**Problems and tasks:**
#1 Repeat word for word the part of the passage on lexical units below, from "(a) phonological properties, which" up to and including "which it occurs.".
#2 Carry on the passage on lexical units below from the point where it stops.

The lexicon of a language is stored primarily in the head of its speakers, and for most of the history of mankind, it was only stored there. We do not know what form the ‘mental lexicon’ has. There is agreement, however, that it consists of individual lexical units which are somehow interrelated to each other. There is no generally accepted term for lexical units. The familiar term ‘word’ is both too broad and too narrow; one would not want to consider goes as a lexical unit, although it is a word, whereas expressions such as (to) cut up or red herring are lexical units but consist of several words. Other terms occasionally found are ‘lexeme,’ ‘lemma,’ or ‘lexical entry,’ but since these are also used in other ways, it is probably best to speak of lexical units.

It is important to distinguish between a lexical unit and the way in which it is named. The word house in a dictionary, followed by all sorts of explanations, is not the lexical unit—it is a name for such a unit. The lexical unit itself is a bundle of various types of properties. These include:




(a) phonological properties, which characterize how the lexical unit is pronounced; they include sounds, syllabic structure, lexical accent and, in some languages, lexical tone;

(b) graphematic properties, which characterize how the lexical unit is written;

(c) morphosyntactic properties, which characterize how the unit can become part of more complex expressions; typically, they concern inflectional paradigm, word class, government relations, and others;

(d ) semantic properties, which concern the ‘lexical meaning’ of the unit, i.e., the contribution which it makes to the meaning of the construction in which it occurs.

Rows from a layout dataset:
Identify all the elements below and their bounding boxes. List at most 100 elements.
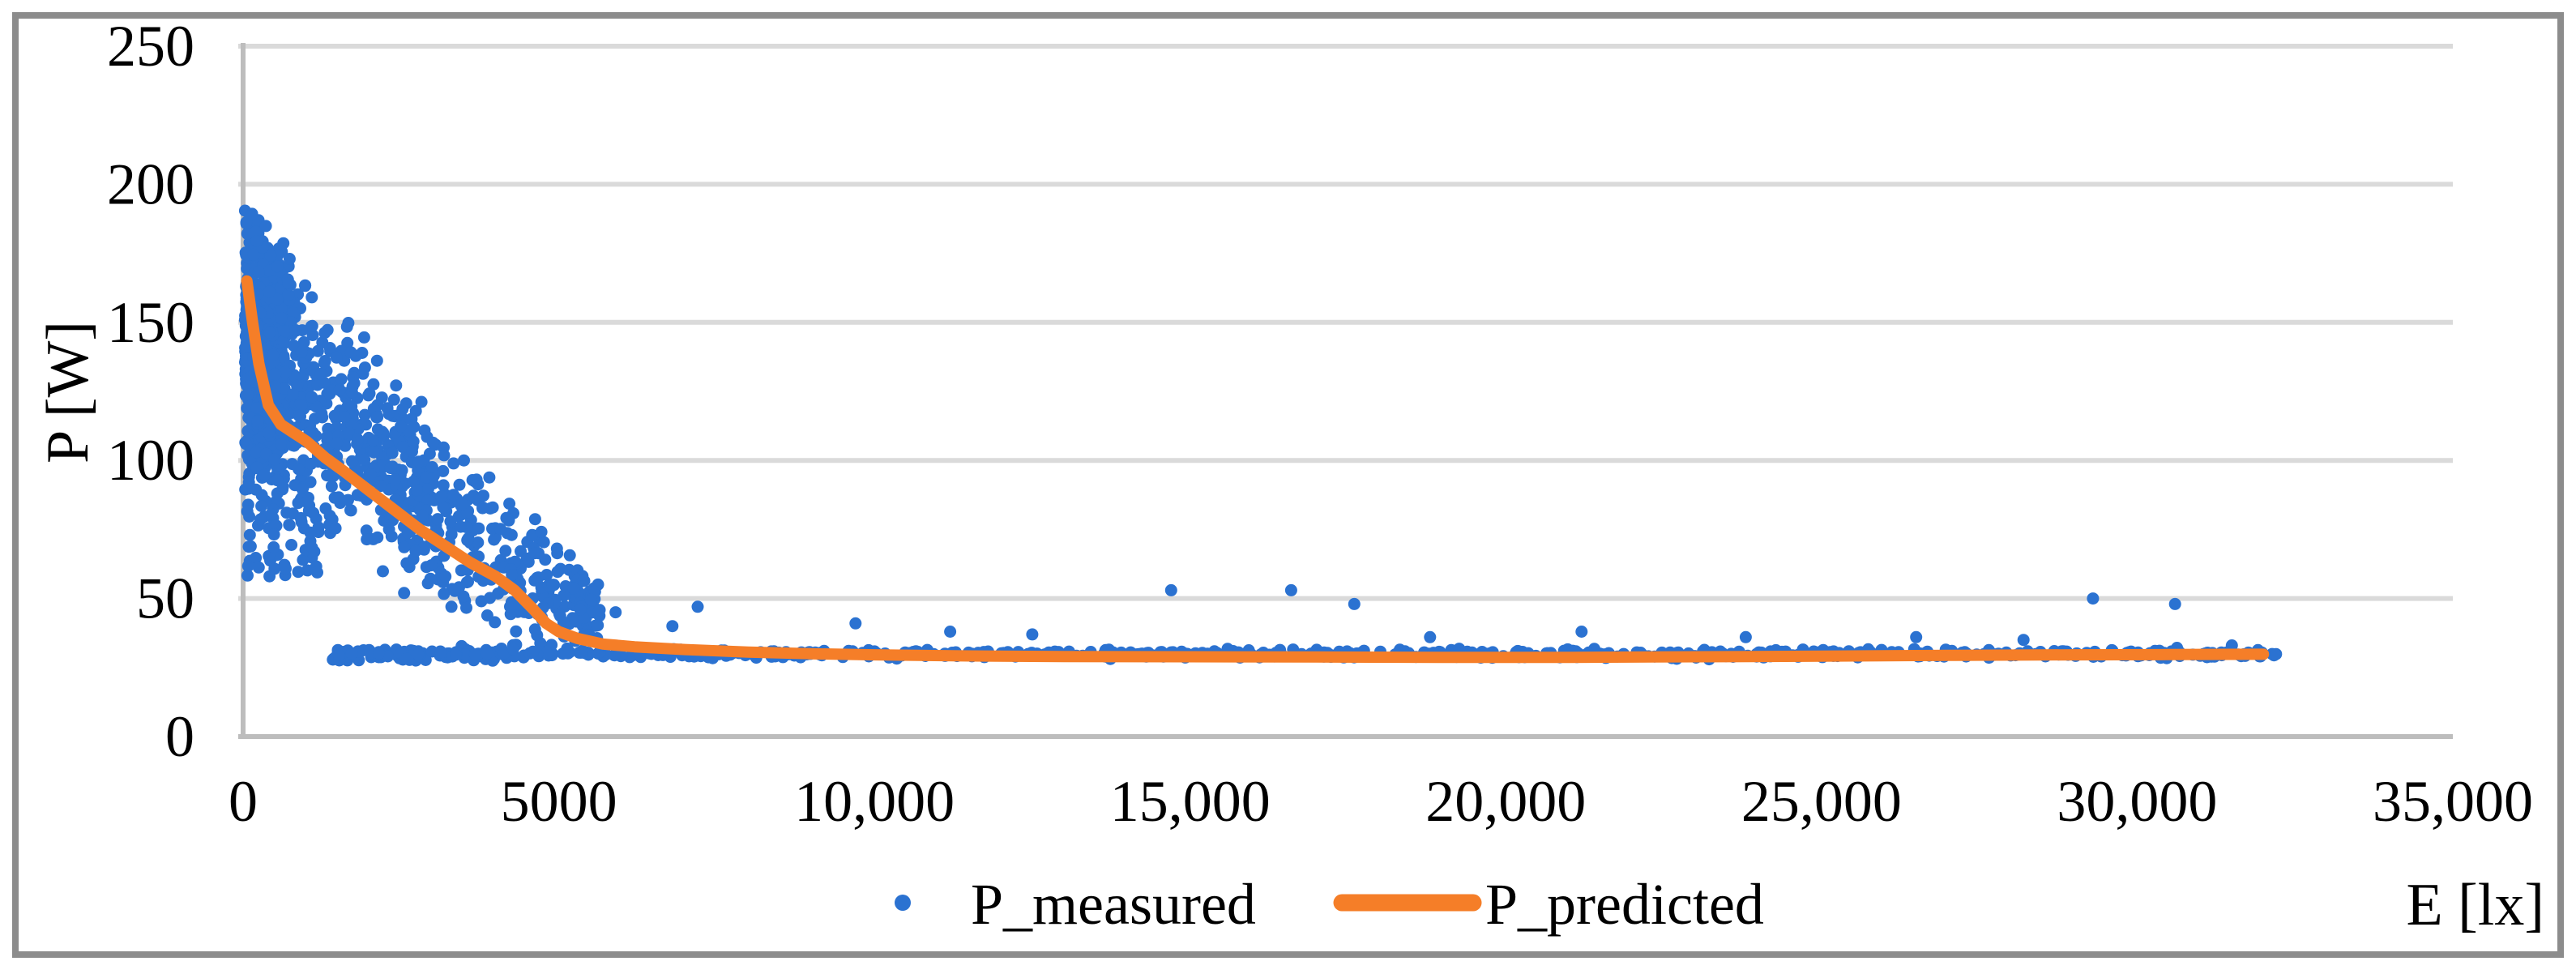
- scatter-point: [481, 647, 493, 660]
- scatter-point: [406, 445, 418, 458]
- scatter-point: [287, 507, 299, 520]
- x-tick-label: 15,000: [1110, 769, 1271, 834]
- scatter-point: [382, 408, 395, 421]
- scatter-point: [1739, 630, 1752, 643]
- scatter-point: [437, 479, 450, 492]
- scatter-point: [242, 540, 255, 553]
- scatter-point: [477, 489, 489, 502]
- scatter-point: [505, 528, 518, 541]
- scatter-point: [361, 533, 374, 546]
- scatter-point: [295, 345, 308, 358]
- scatter-point: [546, 579, 559, 592]
- scatter-point: [566, 612, 579, 625]
- y-tick-label: 150: [107, 290, 194, 355]
- scatter-point: [345, 647, 358, 660]
- scatter-point: [437, 464, 450, 477]
- scatter-point: [438, 587, 451, 600]
- scatter-point: [2168, 597, 2181, 610]
- scatter-point: [371, 423, 384, 436]
- scatter-point: [445, 600, 458, 613]
- scatter-point: [384, 462, 397, 475]
- scatter-point: [416, 509, 429, 522]
- scatter-point: [460, 601, 472, 614]
- scatter-point: [1284, 583, 1297, 596]
- x-axis-title: E [lx]: [2406, 872, 2544, 938]
- scatter-point: [574, 603, 587, 616]
- scatter-point: [386, 446, 399, 459]
- scatter-point: [293, 463, 305, 476]
- scatter-point: [500, 511, 513, 524]
- y-tick-label: 50: [136, 566, 194, 631]
- y-axis-title: P [W]: [35, 321, 101, 464]
- scatter-point: [333, 383, 346, 396]
- scatter-point: [409, 545, 422, 557]
- scatter-point: [666, 620, 679, 633]
- scatter-point: [444, 515, 457, 528]
- scatter-point: [535, 525, 548, 538]
- scatter-point: [567, 582, 580, 595]
- scatter-point: [318, 357, 331, 370]
- scatter-point: [506, 569, 519, 581]
- scatter-point: [609, 606, 622, 619]
- scatter-point: [563, 549, 576, 562]
- scatter-point: [282, 277, 295, 289]
- scatter-point: [421, 494, 434, 507]
- scatter-point: [468, 648, 481, 661]
- scatter-point: [271, 293, 284, 305]
- scatter-point: [275, 312, 288, 325]
- scatter-point: [507, 598, 520, 610]
- x-tick-label: 20,000: [1425, 769, 1586, 834]
- scatter-point: [240, 216, 253, 229]
- scatter-point: [247, 248, 260, 261]
- scatter-point: [399, 652, 412, 665]
- scatter-point: [410, 484, 423, 497]
- scatter-point: [305, 391, 318, 404]
- scatter-point: [277, 335, 289, 348]
- scatter-point: [431, 513, 444, 526]
- scatter-point: [278, 558, 291, 571]
- scatter-point: [275, 438, 288, 451]
- scatter-point: [1424, 630, 1437, 643]
- scatter-point: [506, 643, 519, 656]
- scatter-point: [297, 335, 310, 348]
- scatter-point: [305, 291, 318, 304]
- scatter-point: [396, 403, 409, 416]
- scatter-point: [289, 324, 302, 337]
- scatter-point: [483, 471, 496, 484]
- scatter-point: [299, 280, 312, 293]
- scatter-point: [287, 306, 300, 319]
- scatter-point: [338, 411, 351, 424]
- scatter-point: [472, 478, 485, 491]
- scatter-point: [251, 415, 264, 428]
- scatter-point: [455, 520, 467, 533]
- scatter-point: [268, 562, 281, 575]
- scatter-point: [437, 501, 450, 514]
- scatter-point: [1348, 597, 1361, 610]
- scatter-point: [263, 426, 276, 439]
- scatter-point: [608, 649, 621, 662]
- scatter-point: [396, 441, 409, 454]
- scatter-point: [321, 430, 333, 443]
- scatter-point: [275, 302, 288, 315]
- scatter-point: [435, 490, 447, 503]
- scatter-point: [531, 571, 544, 584]
- x-tick-label: 5000: [501, 769, 617, 834]
- scatter-point: [510, 625, 523, 638]
- y-axis-tick-labels: 0 50 100 150 200 250: [107, 14, 194, 769]
- scatter-point: [351, 433, 364, 446]
- scatter-point: [250, 402, 263, 414]
- y-tick-label: 250: [107, 14, 194, 79]
- scatter-point: [426, 436, 439, 449]
- scatter-point: [305, 457, 318, 470]
- scatter-point: [286, 439, 299, 451]
- scatter-point: [282, 288, 295, 301]
- scatter-point: [346, 380, 359, 393]
- scatter-point: [241, 388, 254, 401]
- scatter-point: [528, 513, 541, 526]
- scatter-point: [307, 506, 320, 519]
- scatter-point: [263, 326, 276, 339]
- scatter-point: [305, 541, 318, 554]
- scatter-point: [283, 253, 296, 265]
- scatter-point: [634, 651, 647, 664]
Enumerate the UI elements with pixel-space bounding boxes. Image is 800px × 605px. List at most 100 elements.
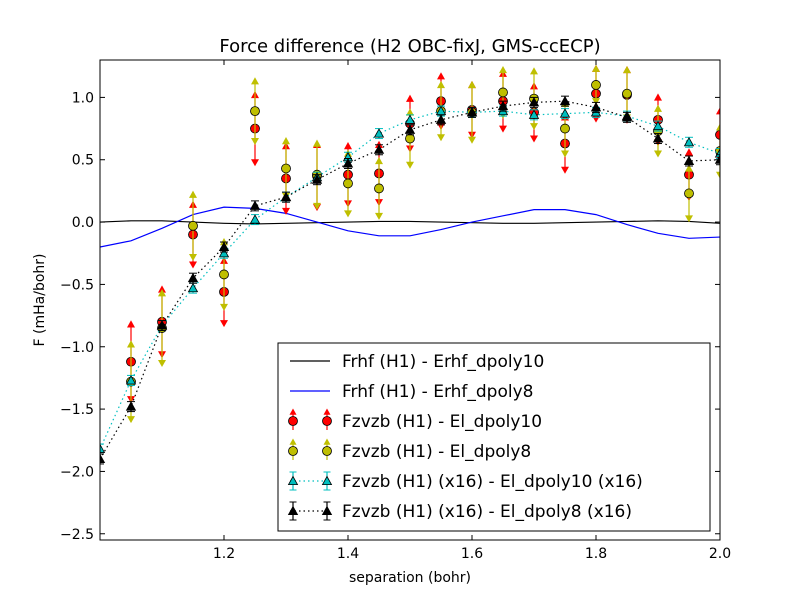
error-cap-bottom [282, 207, 290, 215]
data-point [498, 87, 508, 98]
data-point [125, 401, 137, 411]
error-cap-bottom [220, 320, 228, 328]
y-axis-label: F (mHa/bohr) [32, 254, 48, 347]
y-tick-label: −2.0 [60, 464, 94, 480]
legend-marker [322, 446, 332, 456]
data-point [683, 136, 695, 147]
y-tick-label: 0.5 [72, 153, 94, 169]
data-point [249, 214, 261, 224]
data-point [125, 375, 137, 385]
error-cap-top [716, 107, 720, 115]
data-point [652, 120, 664, 131]
error-cap-top [127, 320, 135, 328]
data-point [342, 158, 354, 168]
error-cap-bottom [158, 359, 166, 367]
data-point [621, 112, 633, 122]
data-point [100, 443, 106, 453]
legend-marker [288, 416, 298, 426]
legend-marker [287, 505, 299, 515]
error-cap-top [623, 65, 631, 74]
data-point [404, 124, 416, 134]
error-cap-bottom [561, 150, 569, 158]
error-cap-bottom [437, 134, 445, 142]
error-cap-top [468, 80, 476, 89]
legend-marker [288, 446, 298, 456]
error-cap-bottom [716, 171, 720, 179]
data-point [188, 220, 198, 231]
error-cap-bottom [344, 210, 352, 218]
error-cap-bottom [561, 166, 569, 174]
data-point [343, 178, 353, 189]
data-point [559, 108, 571, 118]
data-point [622, 88, 632, 99]
data-point [652, 133, 664, 143]
error-cap-top [654, 104, 662, 112]
data-point [528, 97, 540, 107]
error-cap-top [592, 64, 600, 72]
x-tick-label: 2.0 [709, 546, 731, 562]
error-cap-bottom [251, 159, 259, 167]
error-cap-top [282, 137, 290, 145]
error-cap-top [127, 340, 135, 348]
legend-entry: Fzvzb (H1) - El_dpoly8 [288, 438, 531, 462]
error-cap-bottom [406, 161, 414, 169]
data-point [374, 183, 384, 194]
legend-entry: Frhf (H1) - Erhf_dpoly10 [290, 352, 544, 372]
error-cap-top [251, 77, 259, 85]
error-cap-bottom [189, 261, 197, 269]
data-point [311, 174, 323, 184]
data-point [560, 123, 570, 134]
error-cap-bottom [530, 135, 538, 143]
legend-error-cap [289, 408, 297, 415]
error-cap-top [499, 65, 507, 74]
data-point [219, 269, 229, 280]
data-point [156, 320, 168, 330]
legend-marker [287, 475, 299, 486]
x-tick-label: 1.8 [585, 546, 607, 562]
y-tick-label: 0.0 [72, 215, 94, 231]
data-point [218, 247, 230, 258]
error-cap-top [685, 164, 693, 172]
data-point [590, 102, 602, 112]
error-cap-top [685, 148, 693, 156]
error-cap-bottom [313, 202, 321, 210]
error-cap-bottom [375, 212, 383, 220]
y-tick-label: −1.0 [60, 340, 94, 356]
x-axis-label: separation (bohr) [349, 570, 471, 586]
error-cap-top [189, 190, 197, 198]
error-cap-top [654, 93, 662, 101]
legend-marker [321, 505, 333, 515]
error-cap-bottom [189, 253, 197, 261]
data-point [404, 114, 416, 124]
y-tick-label: −1.5 [60, 402, 94, 418]
data-point [559, 95, 571, 106]
data-point [373, 128, 385, 138]
series-1 [100, 206, 720, 248]
error-cap-top [344, 142, 352, 150]
error-cap-top [716, 123, 720, 131]
error-cap-bottom [654, 150, 662, 158]
error-cap-top [158, 285, 166, 293]
legend-marker [321, 475, 333, 486]
legend: Frhf (H1) - Erhf_dpoly10 Frhf (H1) - Erhf… [277, 342, 711, 532]
data-point [466, 107, 478, 117]
data-point [715, 129, 720, 140]
chart-title: Force difference (H2 OBC-fixJ, GMS-ccECP… [219, 36, 600, 57]
plot-frame [99, 59, 721, 541]
y-tick-label: −0.5 [60, 277, 94, 293]
data-point [497, 100, 509, 111]
x-tick-label: 1.2 [213, 546, 235, 562]
legend-label: Fzvzb (H1) (x16) - El_dpoly8 (x16) [342, 502, 632, 522]
legend-entry: Frhf (H1) - Erhf_dpoly8 [290, 382, 533, 402]
data-point [281, 163, 291, 174]
error-cap-bottom [592, 98, 600, 106]
legend-error-cap [323, 408, 331, 415]
y-tick-label: −2.5 [60, 527, 94, 543]
data-point [250, 106, 260, 117]
error-cap-bottom [220, 303, 228, 311]
error-cap-top [406, 108, 414, 116]
error-cap-bottom [530, 123, 538, 131]
data-point [249, 200, 261, 210]
legend-error-cap [323, 438, 331, 445]
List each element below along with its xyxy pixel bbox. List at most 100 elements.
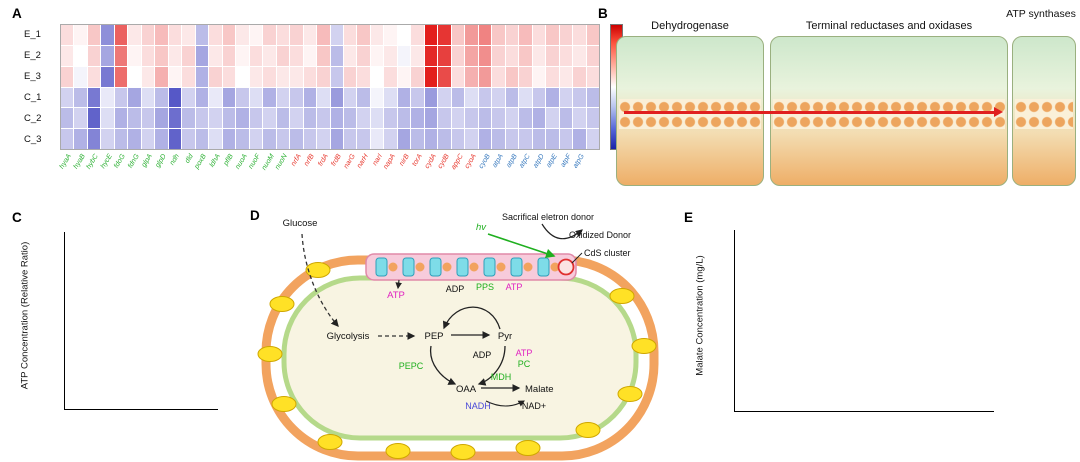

**Outputs in order:**
#1
(a) phonological properties, which characterize how the lexical unit is pronounced; they include sounds, syllabic structure, lexical accent and, in some languages, lexical tone;

(b) graphematic properties, which characterize how the lexical unit is written;

(c) morphosyntactic properties, which characterize how the unit can become part of more complex expressions; typically, they concern inflectional paradigm, word class, government relations, and others;

(d ) semantic properties, which concern the ‘lexical meaning’ of the unit, i.e., the contribution which it makes to the meaning of the construction in which it occurs.

#2
Some of these properties may be absent. This is most obvious for graphematic properties, since not all languages are written. There are a few lexical units without lexical meaning, such as the expletive there in English. Many linguists also stipulate ‘zero elements,’ i.e., units with morphosyntactic and semantic properties but without phonological properties (such as ‘empty pronouns’); but these are normally treated in the grammar rather than in the lexicon.

Whereas these four types of properties are the defining characteristics of a lexical unit, other information may be associated with it, for example, its etymology, its frequency of usage, its semantic counterpart in other languages, or encyclopedic knowledge (thus, it is one thing to know the meaning of bread and a different thing to know various sorts of bread, how it is made, its price, its role in the history of mankind, etc.).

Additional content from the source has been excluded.